_What you should do_
Below you will find a set of lines. Repeat them all exactly.

_Material for the task_

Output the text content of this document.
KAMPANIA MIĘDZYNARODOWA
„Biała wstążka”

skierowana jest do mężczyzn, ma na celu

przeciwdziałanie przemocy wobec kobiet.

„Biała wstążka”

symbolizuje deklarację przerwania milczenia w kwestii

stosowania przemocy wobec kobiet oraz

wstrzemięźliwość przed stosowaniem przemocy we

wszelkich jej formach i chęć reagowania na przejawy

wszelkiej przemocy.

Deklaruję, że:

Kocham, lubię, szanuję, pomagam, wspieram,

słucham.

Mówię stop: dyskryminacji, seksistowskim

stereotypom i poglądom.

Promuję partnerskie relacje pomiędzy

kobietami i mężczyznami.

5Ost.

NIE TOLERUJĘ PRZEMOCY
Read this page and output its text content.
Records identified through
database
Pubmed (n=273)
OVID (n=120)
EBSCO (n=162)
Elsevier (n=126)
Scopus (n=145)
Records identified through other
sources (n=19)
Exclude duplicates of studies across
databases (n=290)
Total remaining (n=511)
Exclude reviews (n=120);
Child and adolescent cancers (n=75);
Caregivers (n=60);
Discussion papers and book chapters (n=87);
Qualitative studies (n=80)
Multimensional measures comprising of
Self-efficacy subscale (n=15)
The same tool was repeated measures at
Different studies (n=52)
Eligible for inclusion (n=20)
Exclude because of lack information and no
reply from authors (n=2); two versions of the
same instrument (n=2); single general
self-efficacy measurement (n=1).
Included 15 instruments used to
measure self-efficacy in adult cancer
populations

_Written reply_
Output the text content of this document.
KAMPANIA MIĘDZYNARODOWA
„Biała wstążka”

skierowana jest do mężczyzn, ma na celu

przeciwdziałanie przemocy wobec kobiet.

„Biała wstążka”

symbolizuje deklarację przerwania milczenia w kwestii

stosowania przemocy wobec kobiet oraz

wstrzemięźliwość przed stosowaniem przemocy we

wszelkich jej formach i chęć reagowania na przejawy

wszelkiej przemocy.

Deklaruję, że:

Kocham, lubię, szanuję, pomagam, wspieram,

słucham.

Mówię stop: dyskryminacji, seksistowskim

stereotypom i poglądom.

Promuję partnerskie relacje pomiędzy

kobietami i mężczyznami.

5Ost.

NIE TOLERUJĘ PRZEMOCY
Read this page and output its text content.
Records identified through
database
Pubmed (n=273)
OVID (n=120)
EBSCO (n=162)
Elsevier (n=126)
Scopus (n=145)
Records identified through other
sources (n=19)
Exclude duplicates of studies across
databases (n=290)
Total remaining (n=511)
Exclude reviews (n=120);
Child and adolescent cancers (n=75);
Caregivers (n=60);
Discussion papers and book chapters (n=87);
Qualitative studies (n=80)
Multimensional measures comprising of
Self-efficacy subscale (n=15)
The same tool was repeated measures at
Different studies (n=52)
Eligible for inclusion (n=20)
Exclude because of lack information and no
reply from authors (n=2); two versions of the
same instrument (n=2); single general
self-efficacy measurement (n=1).
Included 15 instruments used to
measure self-efficacy in adult cancer
populations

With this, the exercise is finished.